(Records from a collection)
^^^^
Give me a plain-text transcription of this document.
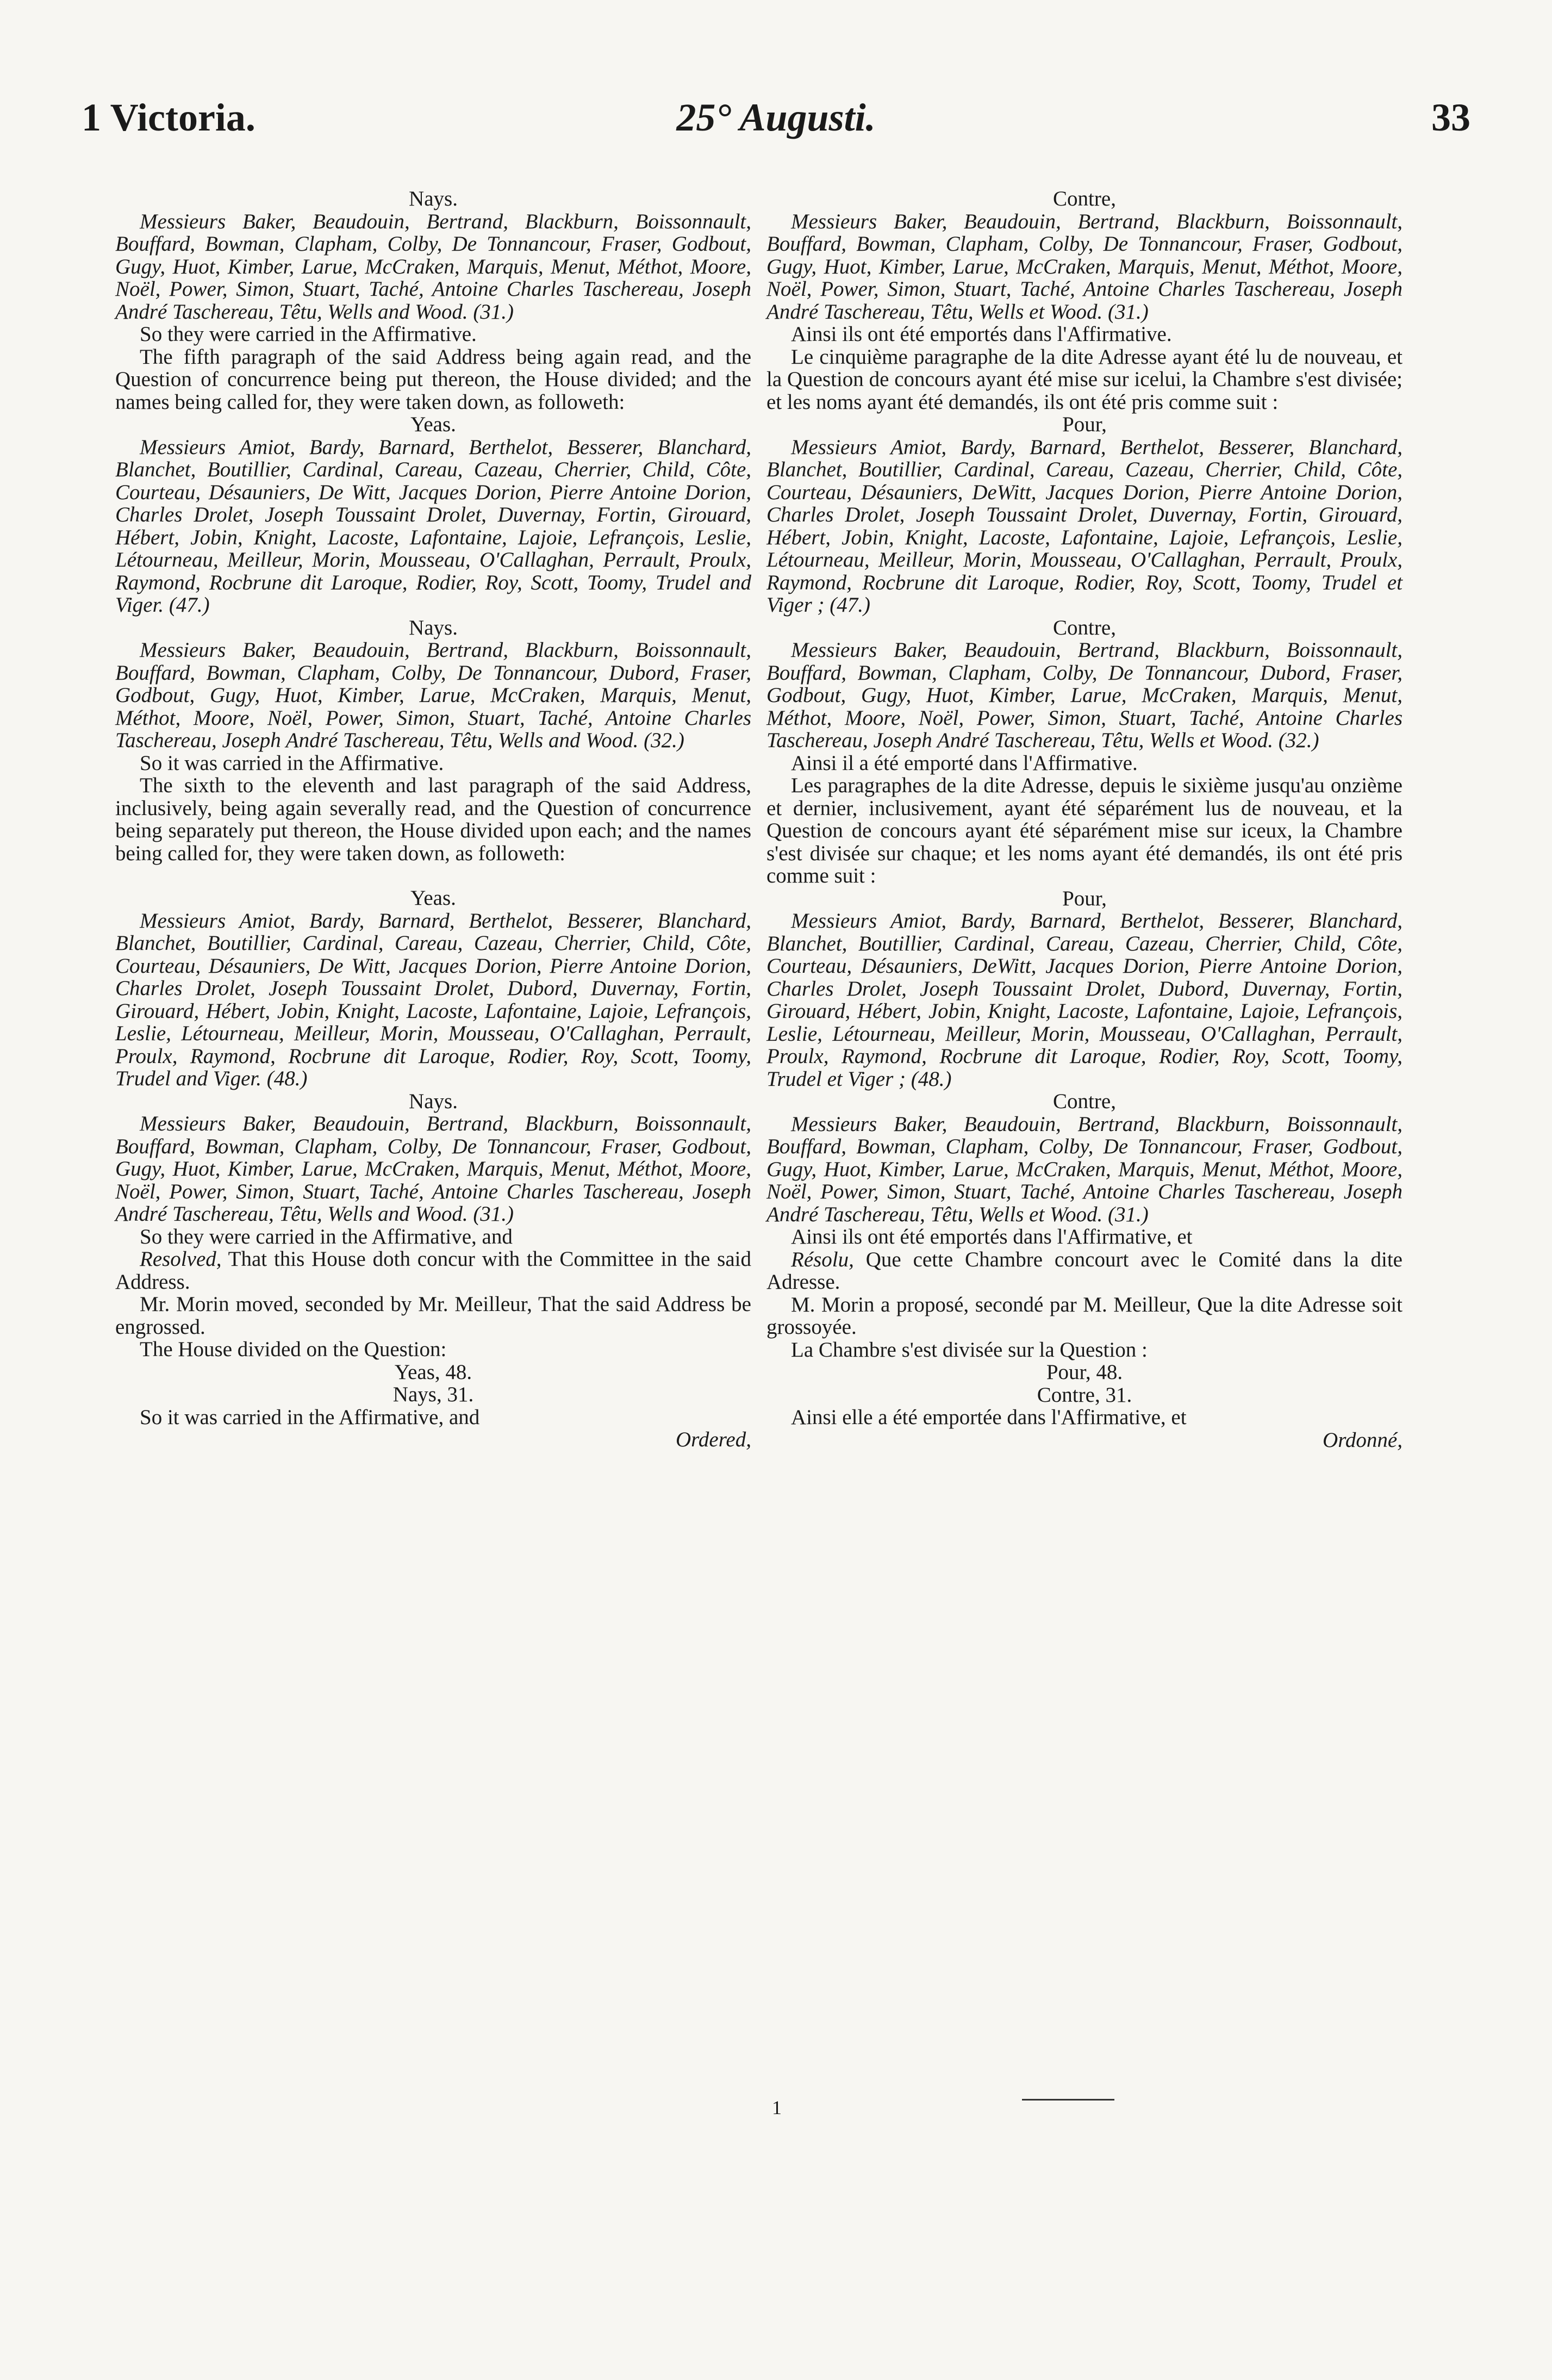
1 Victoria.	25° Augusti.	33

Nays.

Messieurs Baker, Beaudouin, Bertrand, Blackburn, Boissonnault, Bouffard, Bowman, Clapham, Colby, De Tonnancour, Fraser, Godbout, Gugy, Huot, Kimber, Larue, McCraken, Marquis, Menut, Méthot, Moore, Noël, Power, Simon, Stuart, Taché, Antoine Charles Taschereau, Joseph André Taschereau, Têtu, Wells and Wood. (31.)

So they were carried in the Affirmative.

The fifth paragraph of the said Address being again read, and the Question of concurrence being put thereon, the House divided; and the names being called for, they were taken down, as followeth:

Yeas.

Messieurs Amiot, Bardy, Barnard, Berthelot, Besserer, Blanchard, Blanchet, Boutillier, Cardinal, Careau, Cazeau, Cherrier, Child, Côte, Courteau, Désauniers, De Witt, Jacques Dorion, Pierre Antoine Dorion, Charles Drolet, Joseph Toussaint Drolet, Duvernay, Fortin, Girouard, Hébert, Jobin, Knight, Lacoste, Lafontaine, Lajoie, Lefrançois, Leslie, Létourneau, Meilleur, Morin, Mousseau, O'Callaghan, Perrault, Proulx, Raymond, Rocbrune dit Laroque, Rodier, Roy, Scott, Toomy, Trudel and Viger. (47.)

Nays.

Messieurs Baker, Beaudouin, Bertrand, Blackburn, Boissonnault, Bouffard, Bowman, Clapham, Colby, De Tonnancour, Dubord, Fraser, Godbout, Gugy, Huot, Kimber, Larue, McCraken, Marquis, Menut, Méthot, Moore, Noël, Power, Simon, Stuart, Taché, Antoine Charles Taschereau, Joseph André Taschereau, Têtu, Wells and Wood. (32.)

So it was carried in the Affirmative.

The sixth to the eleventh and last paragraph of the said Address, inclusively, being again severally read, and the Question of concurrence being separately put thereon, the House divided upon each; and the names being called for, they were taken down, as followeth:

Yeas.

Messieurs Amiot, Bardy, Barnard, Berthelot, Besserer, Blanchard, Blanchet, Boutillier, Cardinal, Careau, Cazeau, Cherrier, Child, Côte, Courteau, Désauniers, De Witt, Jacques Dorion, Pierre Antoine Dorion, Charles Drolet, Joseph Toussaint Drolet, Dubord, Duvernay, Fortin, Girouard, Hébert, Jobin, Knight, Lacoste, Lafontaine, Lajoie, Lefrançois, Leslie, Létourneau, Meilleur, Morin, Mousseau, O'Callaghan, Perrault, Proulx, Raymond, Rocbrune dit Laroque, Rodier, Roy, Scott, Toomy, Trudel and Viger. (48.)

Nays.

Messieurs Baker, Beaudouin, Bertrand, Blackburn, Boissonnault, Bouffard, Bowman, Clapham, Colby, De Tonnancour, Fraser, Godbout, Gugy, Huot, Kimber, Larue, McCraken, Marquis, Menut, Méthot, Moore, Noël, Power, Simon, Stuart, Taché, Antoine Charles Taschereau, Joseph André Taschereau, Têtu, Wells and Wood. (31.)

So they were carried in the Affirmative, and

Resolved, That this House doth concur with the Committee in the said Address.

Mr. Morin moved, seconded by Mr. Meilleur, That the said Address be engrossed.

The House divided on the Question:

Yeas, 48.

Nays, 31.

So it was carried in the Affirmative, and

Ordered,

Contre,

Messieurs Baker, Beaudouin, Bertrand, Blackburn, Boissonnault, Bouffard, Bowman, Clapham, Colby, De Tonnancour, Fraser, Godbout, Gugy, Huot, Kimber, Larue, McCraken, Marquis, Menut, Méthot, Moore, Noël, Power, Simon, Stuart, Taché, Antoine Charles Taschereau, Joseph André Taschereau, Têtu, Wells et Wood. (31.)

Ainsi ils ont été emportés dans l'Affirmative.

Le cinquième paragraphe de la dite Adresse ayant été lu de nouveau, et la Question de concours ayant été mise sur icelui, la Chambre s'est divisée; et les noms ayant été demandés, ils ont été pris comme suit :

Pour,

Messieurs Amiot, Bardy, Barnard, Berthelot, Besserer, Blanchard, Blanchet, Boutillier, Cardinal, Careau, Cazeau, Cherrier, Child, Côte, Courteau, Désauniers, DeWitt, Jacques Dorion, Pierre Antoine Dorion, Charles Drolet, Joseph Toussaint Drolet, Duvernay, Fortin, Girouard, Hébert, Jobin, Knight, Lacoste, Lafontaine, Lajoie, Lefrançois, Leslie, Létourneau, Meilleur, Morin, Mousseau, O'Callaghan, Perrault, Proulx, Raymond, Rocbrune dit Laroque, Rodier, Roy, Scott, Toomy, Trudel et Viger ; (47.)

Contre,

Messieurs Baker, Beaudouin, Bertrand, Blackburn, Boissonnault, Bouffard, Bowman, Clapham, Colby, De Tonnancour, Dubord, Fraser, Godbout, Gugy, Huot, Kimber, Larue, McCraken, Marquis, Menut, Méthot, Moore, Noël, Power, Simon, Stuart, Taché, Antoine Charles Taschereau, Joseph André Taschereau, Têtu, Wells et Wood. (32.)

Ainsi il a été emporté dans l'Affirmative.

Les paragraphes de la dite Adresse, depuis le sixième jusqu'au onzième et dernier, inclusivement, ayant été séparément lus de nouveau, et la Question de concours ayant été séparément mise sur iceux, la Chambre s'est divisée sur chaque; et les noms ayant été demandés, ils ont été pris comme suit :

Pour,

Messieurs Amiot, Bardy, Barnard, Berthelot, Besserer, Blanchard, Blanchet, Boutillier, Cardinal, Careau, Cazeau, Cherrier, Child, Côte, Courteau, Désauniers, DeWitt, Jacques Dorion, Pierre Antoine Dorion, Charles Drolet, Joseph Toussaint Drolet, Dubord, Duvernay, Fortin, Girouard, Hébert, Jobin, Knight, Lacoste, Lafontaine, Lajoie, Lefrançois, Leslie, Létourneau, Meilleur, Morin, Mousseau, O'Callaghan, Perrault, Proulx, Raymond, Rocbrune dit Laroque, Rodier, Roy, Scott, Toomy, Trudel et Viger ; (48.)

Contre,

Messieurs Baker, Beaudouin, Bertrand, Blackburn, Boissonnault, Bouffard, Bowman, Clapham, Colby, De Tonnancour, Fraser, Godbout, Gugy, Huot, Kimber, Larue, McCraken, Marquis, Menut, Méthot, Moore, Noël, Power, Simon, Stuart, Taché, Antoine Charles Taschereau, Joseph André Taschereau, Têtu, Wells et Wood. (31.)

Ainsi ils ont été emportés dans l'Affirmative, et

Résolu, Que cette Chambre concourt avec le Comité dans la dite Adresse.

M. Morin a proposé, secondé par M. Meilleur, Que la dite Adresse soit grossoyée.

La Chambre s'est divisée sur la Question :

Pour, 48.

Contre, 31.

Ainsi elle a été emportée dans l'Affirmative, et

Ordonné,

1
^^^^
# Stated problem
Your task is to reproduce all of the material exactly. The pictures stay out.

# Exercise response
Give me a plain-text transcription of this document.
1 Victoria.	25° Augusti.	33

Nays.

Messieurs Baker, Beaudouin, Bertrand, Blackburn, Boissonnault, Bouffard, Bowman, Clapham, Colby, De Tonnancour, Fraser, Godbout, Gugy, Huot, Kimber, Larue, McCraken, Marquis, Menut, Méthot, Moore, Noël, Power, Simon, Stuart, Taché, Antoine Charles Taschereau, Joseph André Taschereau, Têtu, Wells and Wood. (31.)

So they were carried in the Affirmative.

The fifth paragraph of the said Address being again read, and the Question of concurrence being put thereon, the House divided; and the names being called for, they were taken down, as followeth:

Yeas.

Messieurs Amiot, Bardy, Barnard, Berthelot, Besserer, Blanchard, Blanchet, Boutillier, Cardinal, Careau, Cazeau, Cherrier, Child, Côte, Courteau, Désauniers, De Witt, Jacques Dorion, Pierre Antoine Dorion, Charles Drolet, Joseph Toussaint Drolet, Duvernay, Fortin, Girouard, Hébert, Jobin, Knight, Lacoste, Lafontaine, Lajoie, Lefrançois, Leslie, Létourneau, Meilleur, Morin, Mousseau, O'Callaghan, Perrault, Proulx, Raymond, Rocbrune dit Laroque, Rodier, Roy, Scott, Toomy, Trudel and Viger. (47.)

Nays.

Messieurs Baker, Beaudouin, Bertrand, Blackburn, Boissonnault, Bouffard, Bowman, Clapham, Colby, De Tonnancour, Dubord, Fraser, Godbout, Gugy, Huot, Kimber, Larue, McCraken, Marquis, Menut, Méthot, Moore, Noël, Power, Simon, Stuart, Taché, Antoine Charles Taschereau, Joseph André Taschereau, Têtu, Wells and Wood. (32.)

So it was carried in the Affirmative.

The sixth to the eleventh and last paragraph of the said Address, inclusively, being again severally read, and the Question of concurrence being separately put thereon, the House divided upon each; and the names being called for, they were taken down, as followeth:

Yeas.

Messieurs Amiot, Bardy, Barnard, Berthelot, Besserer, Blanchard, Blanchet, Boutillier, Cardinal, Careau, Cazeau, Cherrier, Child, Côte, Courteau, Désauniers, De Witt, Jacques Dorion, Pierre Antoine Dorion, Charles Drolet, Joseph Toussaint Drolet, Dubord, Duvernay, Fortin, Girouard, Hébert, Jobin, Knight, Lacoste, Lafontaine, Lajoie, Lefrançois, Leslie, Létourneau, Meilleur, Morin, Mousseau, O'Callaghan, Perrault, Proulx, Raymond, Rocbrune dit Laroque, Rodier, Roy, Scott, Toomy, Trudel and Viger. (48.)

Nays.

Messieurs Baker, Beaudouin, Bertrand, Blackburn, Boissonnault, Bouffard, Bowman, Clapham, Colby, De Tonnancour, Fraser, Godbout, Gugy, Huot, Kimber, Larue, McCraken, Marquis, Menut, Méthot, Moore, Noël, Power, Simon, Stuart, Taché, Antoine Charles Taschereau, Joseph André Taschereau, Têtu, Wells and Wood. (31.)

So they were carried in the Affirmative, and

Resolved, That this House doth concur with the Committee in the said Address.

Mr. Morin moved, seconded by Mr. Meilleur, That the said Address be engrossed.

The House divided on the Question:

Yeas, 48.

Nays, 31.

So it was carried in the Affirmative, and

Ordered,

Contre,

Messieurs Baker, Beaudouin, Bertrand, Blackburn, Boissonnault, Bouffard, Bowman, Clapham, Colby, De Tonnancour, Fraser, Godbout, Gugy, Huot, Kimber, Larue, McCraken, Marquis, Menut, Méthot, Moore, Noël, Power, Simon, Stuart, Taché, Antoine Charles Taschereau, Joseph André Taschereau, Têtu, Wells et Wood. (31.)

Ainsi ils ont été emportés dans l'Affirmative.

Le cinquième paragraphe de la dite Adresse ayant été lu de nouveau, et la Question de concours ayant été mise sur icelui, la Chambre s'est divisée; et les noms ayant été demandés, ils ont été pris comme suit :

Pour,

Messieurs Amiot, Bardy, Barnard, Berthelot, Besserer, Blanchard, Blanchet, Boutillier, Cardinal, Careau, Cazeau, Cherrier, Child, Côte, Courteau, Désauniers, DeWitt, Jacques Dorion, Pierre Antoine Dorion, Charles Drolet, Joseph Toussaint Drolet, Duvernay, Fortin, Girouard, Hébert, Jobin, Knight, Lacoste, Lafontaine, Lajoie, Lefrançois, Leslie, Létourneau, Meilleur, Morin, Mousseau, O'Callaghan, Perrault, Proulx, Raymond, Rocbrune dit Laroque, Rodier, Roy, Scott, Toomy, Trudel et Viger ; (47.)

Contre,

Messieurs Baker, Beaudouin, Bertrand, Blackburn, Boissonnault, Bouffard, Bowman, Clapham, Colby, De Tonnancour, Dubord, Fraser, Godbout, Gugy, Huot, Kimber, Larue, McCraken, Marquis, Menut, Méthot, Moore, Noël, Power, Simon, Stuart, Taché, Antoine Charles Taschereau, Joseph André Taschereau, Têtu, Wells et Wood. (32.)

Ainsi il a été emporté dans l'Affirmative.

Les paragraphes de la dite Adresse, depuis le sixième jusqu'au onzième et dernier, inclusivement, ayant été séparément lus de nouveau, et la Question de concours ayant été séparément mise sur iceux, la Chambre s'est divisée sur chaque; et les noms ayant été demandés, ils ont été pris comme suit :

Pour,

Messieurs Amiot, Bardy, Barnard, Berthelot, Besserer, Blanchard, Blanchet, Boutillier, Cardinal, Careau, Cazeau, Cherrier, Child, Côte, Courteau, Désauniers, DeWitt, Jacques Dorion, Pierre Antoine Dorion, Charles Drolet, Joseph Toussaint Drolet, Dubord, Duvernay, Fortin, Girouard, Hébert, Jobin, Knight, Lacoste, Lafontaine, Lajoie, Lefrançois, Leslie, Létourneau, Meilleur, Morin, Mousseau, O'Callaghan, Perrault, Proulx, Raymond, Rocbrune dit Laroque, Rodier, Roy, Scott, Toomy, Trudel et Viger ; (48.)

Contre,

Messieurs Baker, Beaudouin, Bertrand, Blackburn, Boissonnault, Bouffard, Bowman, Clapham, Colby, De Tonnancour, Fraser, Godbout, Gugy, Huot, Kimber, Larue, McCraken, Marquis, Menut, Méthot, Moore, Noël, Power, Simon, Stuart, Taché, Antoine Charles Taschereau, Joseph André Taschereau, Têtu, Wells et Wood. (31.)

Ainsi ils ont été emportés dans l'Affirmative, et

Résolu, Que cette Chambre concourt avec le Comité dans la dite Adresse.

M. Morin a proposé, secondé par M. Meilleur, Que la dite Adresse soit grossoyée.

La Chambre s'est divisée sur la Question :

Pour, 48.

Contre, 31.

Ainsi elle a été emportée dans l'Affirmative, et

Ordonné,

1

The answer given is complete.